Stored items
--
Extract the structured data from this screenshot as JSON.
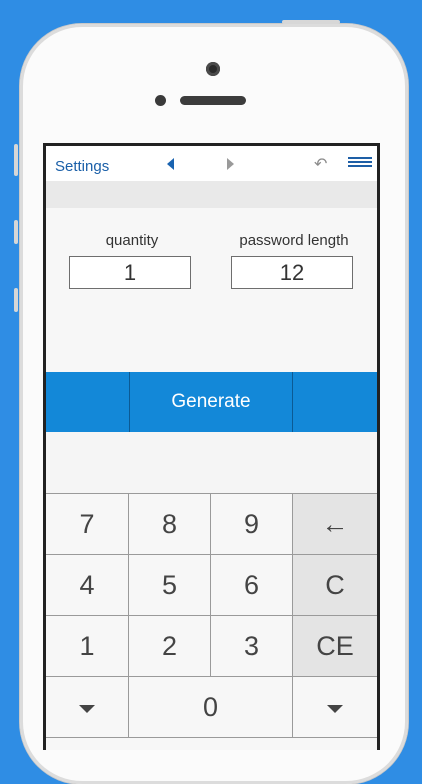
{
  "nav": {
    "settings": "Settings",
    "undo_icon": "↶"
  },
  "fields": {
    "quantity_label": "quantity",
    "quantity_value": "1",
    "length_label": "password length",
    "length_value": "12"
  },
  "generate_label": "Generate",
  "keys": {
    "k7": "7",
    "k8": "8",
    "k9": "9",
    "back": "←",
    "k4": "4",
    "k5": "5",
    "k6": "6",
    "clear": "C",
    "k1": "1",
    "k2": "2",
    "k3": "3",
    "clear_entry": "CE",
    "k0": "0"
  },
  "colors": {
    "background": "#2f8de4",
    "accent": "#1388d8"
  }
}
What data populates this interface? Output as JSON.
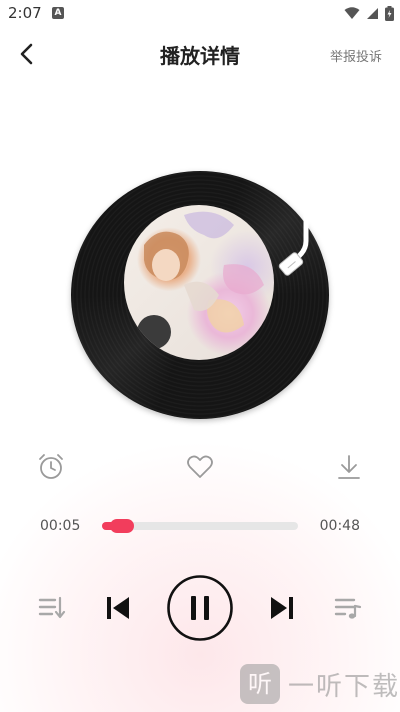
{
  "status_bar": {
    "time": "2:07",
    "notification_icon": "A"
  },
  "header": {
    "title": "播放详情",
    "report_label": "举报投诉"
  },
  "player": {
    "current_time": "00:05",
    "total_time": "00:48",
    "progress_fraction": 0.1,
    "accent_color": "#f23d5c"
  },
  "icons": {
    "back": "chevron-left-icon",
    "alarm": "alarm-clock-icon",
    "favorite": "heart-icon",
    "download": "download-icon",
    "playlist": "playlist-icon",
    "previous": "skip-previous-icon",
    "pause": "pause-icon",
    "next": "skip-next-icon",
    "play_mode": "music-list-icon"
  },
  "watermark": {
    "logo_char": "听",
    "text": "一听下载"
  }
}
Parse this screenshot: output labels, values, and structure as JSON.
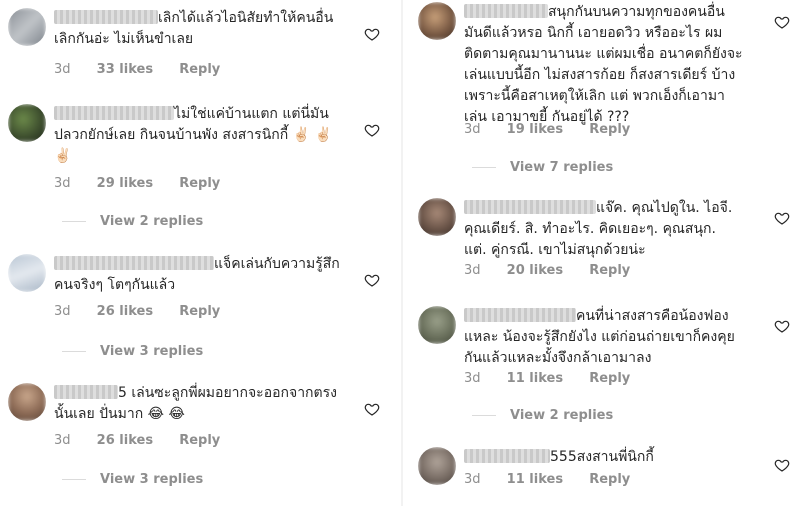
{
  "left_comments": [
    {
      "lines": [
        "เลิกได้แล้วไอนิสัยทำให้คนอื่น",
        "เลิกกันอ่ะ ไม่เห็นขำเลย"
      ],
      "time": "3d",
      "likes": "33 likes",
      "reply": "Reply",
      "view_replies": ""
    },
    {
      "lines": [
        "ไม่ใช่แค่บ้านแตก แต่นี่มัน",
        "ปลวกยักษ์เลย กินจนบ้านพัง สงสารนิกกี้ ✌🏻 ✌🏻",
        "✌🏻"
      ],
      "time": "3d",
      "likes": "29 likes",
      "reply": "Reply",
      "view_replies": "View 2 replies"
    },
    {
      "lines": [
        "แจ็คเล่นกับความรู้สึก",
        "คนจริงๆ โตๆกันแล้ว"
      ],
      "time": "3d",
      "likes": "26 likes",
      "reply": "Reply",
      "view_replies": "View 3 replies"
    },
    {
      "lines": [
        "5 เล่นซะลูกพี่ผมอยากจะออกจากตรง",
        "นั้นเลย ปั่นมาก 😂 😂"
      ],
      "time": "3d",
      "likes": "26 likes",
      "reply": "Reply",
      "view_replies": "View 3 replies"
    }
  ],
  "right_comments": [
    {
      "lines": [
        "สนุกกันบนความทุกของคนอื่น",
        "มันดีแล้วหรอ นิกกี้ เอายอดวิว หรืออะไร ผม",
        "ติดตามคุณมานานนะ แต่ผมเชื่อ อนาคตก็ยังจะ",
        "เล่นแบบนี้อีก ไม่สงสารก้อย ก็สงสารเดียร์ บ้าง",
        "เพราะนี้คือสาเหตุให้เลิก แต่ พวกเอ็งก็เอามา",
        "เล่น เอามาขยี้ กันอยู่ได้ ???"
      ],
      "time": "3d",
      "likes": "19 likes",
      "reply": "Reply",
      "view_replies": "View 7 replies"
    },
    {
      "lines": [
        "แจ๊ค. คุณไปดูใน. ไอจี.",
        "คุณเดียร์. สิ. ทำอะไร. คิดเยอะๆ. คุณสนุก.",
        "แต่. คู่กรณี. เขาไม่สนุกด้วยน่ะ"
      ],
      "time": "3d",
      "likes": "20 likes",
      "reply": "Reply",
      "view_replies": ""
    },
    {
      "lines": [
        "คนที่น่าสงสารคือน้องฟอง",
        "แหละ  น้องจะรู้สึกยังไง แต่ก่อนถ่ายเขาก็คงคุย",
        "กันแล้วแหละมั้งจึงกล้าเอามาลง"
      ],
      "time": "3d",
      "likes": "11 likes",
      "reply": "Reply",
      "view_replies": "View 2 replies"
    },
    {
      "lines": [
        "555สงสานพี่นิกกี้"
      ],
      "time": "3d",
      "likes": "11 likes",
      "reply": "Reply",
      "view_replies": ""
    }
  ],
  "colors": {
    "text": "#262626",
    "meta": "#8e8e8e",
    "line": "#dbdbdb"
  },
  "icons": {
    "like": "heart-outline-icon"
  }
}
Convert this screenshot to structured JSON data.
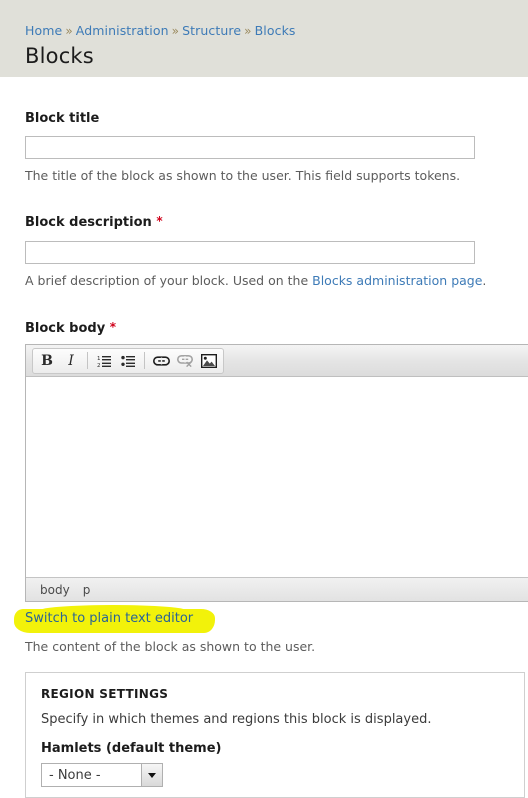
{
  "header": {
    "breadcrumb": [
      {
        "label": "Home"
      },
      {
        "label": "Administration"
      },
      {
        "label": "Structure"
      },
      {
        "label": "Blocks"
      }
    ],
    "separator": "»",
    "title": "Blocks"
  },
  "form": {
    "block_title": {
      "label": "Block title",
      "value": "",
      "placeholder": "",
      "description": "The title of the block as shown to the user. This field supports tokens."
    },
    "block_description": {
      "label": "Block description",
      "required_marker": "*",
      "value": "",
      "placeholder": "",
      "description_before": "A brief description of your block. Used on the ",
      "description_link": "Blocks administration page",
      "description_after": "."
    },
    "block_body": {
      "label": "Block body",
      "required_marker": "*",
      "description": "The content of the block as shown to the user.",
      "switch_link": "Switch to plain text editor",
      "content": ""
    }
  },
  "editor": {
    "toolbar": [
      {
        "name": "bold-icon",
        "label": "B",
        "disabled": false
      },
      {
        "name": "italic-icon",
        "label": "I",
        "disabled": false
      },
      {
        "name": "numbered-list-icon",
        "label": "",
        "disabled": false
      },
      {
        "name": "bulleted-list-icon",
        "label": "",
        "disabled": false
      },
      {
        "name": "link-icon",
        "label": "",
        "disabled": false
      },
      {
        "name": "unlink-icon",
        "label": "",
        "disabled": true
      },
      {
        "name": "image-icon",
        "label": "",
        "disabled": false
      }
    ],
    "status_path": [
      "body",
      "p"
    ]
  },
  "region_settings": {
    "legend": "REGION SETTINGS",
    "description": "Specify in which themes and regions this block is displayed.",
    "theme_label": "Hamlets (default theme)",
    "select_value": "- None -",
    "select_options": [
      "- None -"
    ]
  },
  "colors": {
    "header_bg": "#e0e0d9",
    "link": "#3e7bb7",
    "required": "#d0021b",
    "highlight": "#f2f20a",
    "breadcrumb_separator": "#9b8a5e"
  }
}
--
Do not include the images; transcribe the rest of the listing exactly.

**Worked solution**
Extract the structured data from this screenshot as JSON.
{
  "nav": {
    "settings": "Settings",
    "undo_icon": "↶"
  },
  "fields": {
    "quantity_label": "quantity",
    "quantity_value": "1",
    "length_label": "password length",
    "length_value": "12"
  },
  "generate_label": "Generate",
  "keys": {
    "k7": "7",
    "k8": "8",
    "k9": "9",
    "back": "←",
    "k4": "4",
    "k5": "5",
    "k6": "6",
    "clear": "C",
    "k1": "1",
    "k2": "2",
    "k3": "3",
    "clear_entry": "CE",
    "k0": "0"
  },
  "colors": {
    "background": "#2f8de4",
    "accent": "#1388d8"
  }
}
What data populates this interface? Output as JSON.
{
  "status_bar": {
    "time": "2:07",
    "notification_icon": "A"
  },
  "header": {
    "title": "播放详情",
    "report_label": "举报投诉"
  },
  "player": {
    "current_time": "00:05",
    "total_time": "00:48",
    "progress_fraction": 0.1,
    "accent_color": "#f23d5c"
  },
  "icons": {
    "back": "chevron-left-icon",
    "alarm": "alarm-clock-icon",
    "favorite": "heart-icon",
    "download": "download-icon",
    "playlist": "playlist-icon",
    "previous": "skip-previous-icon",
    "pause": "pause-icon",
    "next": "skip-next-icon",
    "play_mode": "music-list-icon"
  },
  "watermark": {
    "logo_char": "听",
    "text": "一听下载"
  }
}
Parse this screenshot: output labels, values, and structure as JSON.
{
  "left_comments": [
    {
      "lines": [
        "เลิกได้แล้วไอนิสัยทำให้คนอื่น",
        "เลิกกันอ่ะ ไม่เห็นขำเลย"
      ],
      "time": "3d",
      "likes": "33 likes",
      "reply": "Reply",
      "view_replies": ""
    },
    {
      "lines": [
        "ไม่ใช่แค่บ้านแตก แต่นี่มัน",
        "ปลวกยักษ์เลย กินจนบ้านพัง สงสารนิกกี้ ✌🏻 ✌🏻",
        "✌🏻"
      ],
      "time": "3d",
      "likes": "29 likes",
      "reply": "Reply",
      "view_replies": "View 2 replies"
    },
    {
      "lines": [
        "แจ็คเล่นกับความรู้สึก",
        "คนจริงๆ โตๆกันแล้ว"
      ],
      "time": "3d",
      "likes": "26 likes",
      "reply": "Reply",
      "view_replies": "View 3 replies"
    },
    {
      "lines": [
        "5 เล่นซะลูกพี่ผมอยากจะออกจากตรง",
        "นั้นเลย ปั่นมาก 😂 😂"
      ],
      "time": "3d",
      "likes": "26 likes",
      "reply": "Reply",
      "view_replies": "View 3 replies"
    }
  ],
  "right_comments": [
    {
      "lines": [
        "สนุกกันบนความทุกของคนอื่น",
        "มันดีแล้วหรอ นิกกี้ เอายอดวิว หรืออะไร ผม",
        "ติดตามคุณมานานนะ แต่ผมเชื่อ อนาคตก็ยังจะ",
        "เล่นแบบนี้อีก ไม่สงสารก้อย ก็สงสารเดียร์ บ้าง",
        "เพราะนี้คือสาเหตุให้เลิก แต่ พวกเอ็งก็เอามา",
        "เล่น เอามาขยี้ กันอยู่ได้ ???"
      ],
      "time": "3d",
      "likes": "19 likes",
      "reply": "Reply",
      "view_replies": "View 7 replies"
    },
    {
      "lines": [
        "แจ๊ค. คุณไปดูใน. ไอจี.",
        "คุณเดียร์. สิ. ทำอะไร. คิดเยอะๆ. คุณสนุก.",
        "แต่. คู่กรณี. เขาไม่สนุกด้วยน่ะ"
      ],
      "time": "3d",
      "likes": "20 likes",
      "reply": "Reply",
      "view_replies": ""
    },
    {
      "lines": [
        "คนที่น่าสงสารคือน้องฟอง",
        "แหละ  น้องจะรู้สึกยังไง แต่ก่อนถ่ายเขาก็คงคุย",
        "กันแล้วแหละมั้งจึงกล้าเอามาลง"
      ],
      "time": "3d",
      "likes": "11 likes",
      "reply": "Reply",
      "view_replies": "View 2 replies"
    },
    {
      "lines": [
        "555สงสานพี่นิกกี้"
      ],
      "time": "3d",
      "likes": "11 likes",
      "reply": "Reply",
      "view_replies": ""
    }
  ],
  "colors": {
    "text": "#262626",
    "meta": "#8e8e8e",
    "line": "#dbdbdb"
  },
  "icons": {
    "like": "heart-outline-icon"
  }
}
Convert this screenshot to structured JSON data.
{
  "header": {
    "breadcrumb": [
      {
        "label": "Home"
      },
      {
        "label": "Administration"
      },
      {
        "label": "Structure"
      },
      {
        "label": "Blocks"
      }
    ],
    "separator": "»",
    "title": "Blocks"
  },
  "form": {
    "block_title": {
      "label": "Block title",
      "value": "",
      "placeholder": "",
      "description": "The title of the block as shown to the user. This field supports tokens."
    },
    "block_description": {
      "label": "Block description",
      "required_marker": "*",
      "value": "",
      "placeholder": "",
      "description_before": "A brief description of your block. Used on the ",
      "description_link": "Blocks administration page",
      "description_after": "."
    },
    "block_body": {
      "label": "Block body",
      "required_marker": "*",
      "description": "The content of the block as shown to the user.",
      "switch_link": "Switch to plain text editor",
      "content": ""
    }
  },
  "editor": {
    "toolbar": [
      {
        "name": "bold-icon",
        "label": "B",
        "disabled": false
      },
      {
        "name": "italic-icon",
        "label": "I",
        "disabled": false
      },
      {
        "name": "numbered-list-icon",
        "label": "",
        "disabled": false
      },
      {
        "name": "bulleted-list-icon",
        "label": "",
        "disabled": false
      },
      {
        "name": "link-icon",
        "label": "",
        "disabled": false
      },
      {
        "name": "unlink-icon",
        "label": "",
        "disabled": true
      },
      {
        "name": "image-icon",
        "label": "",
        "disabled": false
      }
    ],
    "status_path": [
      "body",
      "p"
    ]
  },
  "region_settings": {
    "legend": "REGION SETTINGS",
    "description": "Specify in which themes and regions this block is displayed.",
    "theme_label": "Hamlets (default theme)",
    "select_value": "- None -",
    "select_options": [
      "- None -"
    ]
  },
  "colors": {
    "header_bg": "#e0e0d9",
    "link": "#3e7bb7",
    "required": "#d0021b",
    "highlight": "#f2f20a",
    "breadcrumb_separator": "#9b8a5e"
  }
}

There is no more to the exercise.